УСЛОВИЕ ЗАДАНИЯ =
Процитируйте дословно строки материала ниже, начиная со строки, где есть «arrow: double headed upper», и до строки, где есть «shadow under blue», включая обе.

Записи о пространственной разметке
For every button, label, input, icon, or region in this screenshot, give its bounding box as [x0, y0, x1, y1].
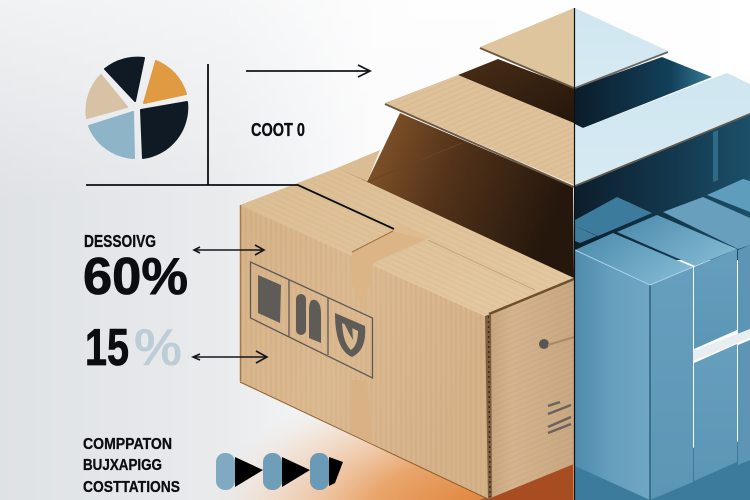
arrow: double headed upper — [194, 245, 264, 255]
label: DESSOIVG: DESSOIVG — [84, 231, 156, 251]
arrow: top right — [246, 65, 370, 77]
blue interior wall — [575, 113, 750, 260]
pie slice: orange — [144, 61, 186, 103]
pie slice: navy large — [141, 102, 187, 158]
pie slice: light blue — [89, 112, 134, 158]
text block: bottom labels: COMPPATON — [83, 436, 172, 453]
divider between cardboard and blue — [574, 8, 576, 500]
box side face — [485, 278, 574, 499]
text block: bottom labels — [83, 436, 180, 496]
packing tape — [352, 224, 430, 444]
pie slice: beige — [86, 75, 127, 118]
middle block column — [617, 215, 750, 481]
top cardboard flap — [480, 8, 574, 88]
icon: two pills — [296, 294, 321, 343]
pie chart — [86, 58, 187, 158]
axis lines — [86, 64, 394, 229]
white strap — [693, 329, 750, 361]
icon row: pills and triangles — [216, 453, 343, 490]
shadow under blue top flap — [575, 57, 712, 128]
lower cardboard flap — [385, 75, 574, 187]
panel: blue cutaway with stacked blocks — [575, 8, 750, 500]
text block: bottom labels: BUJXAPIGG — [83, 457, 162, 474]
right block column — [738, 245, 750, 465]
icon: square — [258, 275, 281, 323]
shadow under top flap — [458, 59, 574, 124]
upper blue flap — [575, 8, 668, 88]
box interior — [367, 113, 574, 280]
lower blue flap — [575, 73, 750, 186]
text block: bottom labels: COSTTATIONS — [83, 479, 180, 496]
stat: 15 with percent — [85, 319, 182, 377]
stat: 15 with percent: % — [134, 319, 182, 377]
panel: open cardboard box — [240, 8, 574, 499]
stat: 15 with percent: 15 — [85, 319, 129, 377]
arrow: double headed lower — [193, 351, 267, 363]
rear block tops — [575, 179, 750, 249]
box top face — [240, 168, 574, 316]
box side mark — [539, 337, 574, 433]
box front face — [240, 205, 488, 499]
handling label — [250, 262, 372, 378]
front block — [575, 233, 693, 500]
icon: shield — [335, 313, 365, 357]
stat: 60%: 60% — [83, 248, 188, 306]
heading: COOT 0: COOT 0 — [251, 120, 305, 140]
pie slice: navy top — [105, 58, 144, 101]
small rear flap — [337, 150, 380, 182]
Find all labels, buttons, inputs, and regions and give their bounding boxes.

РЕЗУЛЬТАТ ВЫПОЛНЕНИЯ =
arrow: double headed upper — [194, 245, 264, 255]
label: DESSOIVG: DESSOIVG — [84, 231, 156, 251]
arrow: top right — [246, 65, 370, 77]
blue interior wall — [575, 113, 750, 260]
pie slice: orange — [144, 61, 186, 103]
pie slice: navy large — [141, 102, 187, 158]
pie slice: light blue — [89, 112, 134, 158]
text block: bottom labels: COMPPATON — [83, 436, 172, 453]
divider between cardboard and blue — [574, 8, 576, 500]
box side face — [485, 278, 574, 499]
text block: bottom labels — [83, 436, 180, 496]
packing tape — [352, 224, 430, 444]
pie slice: beige — [86, 75, 127, 118]
middle block column — [617, 215, 750, 481]
top cardboard flap — [480, 8, 574, 88]
icon: two pills — [296, 294, 321, 343]
pie chart — [86, 58, 187, 158]
axis lines — [86, 64, 394, 229]
white strap — [693, 329, 750, 361]
icon row: pills and triangles — [216, 453, 343, 490]
shadow under blue top flap — [575, 57, 712, 128]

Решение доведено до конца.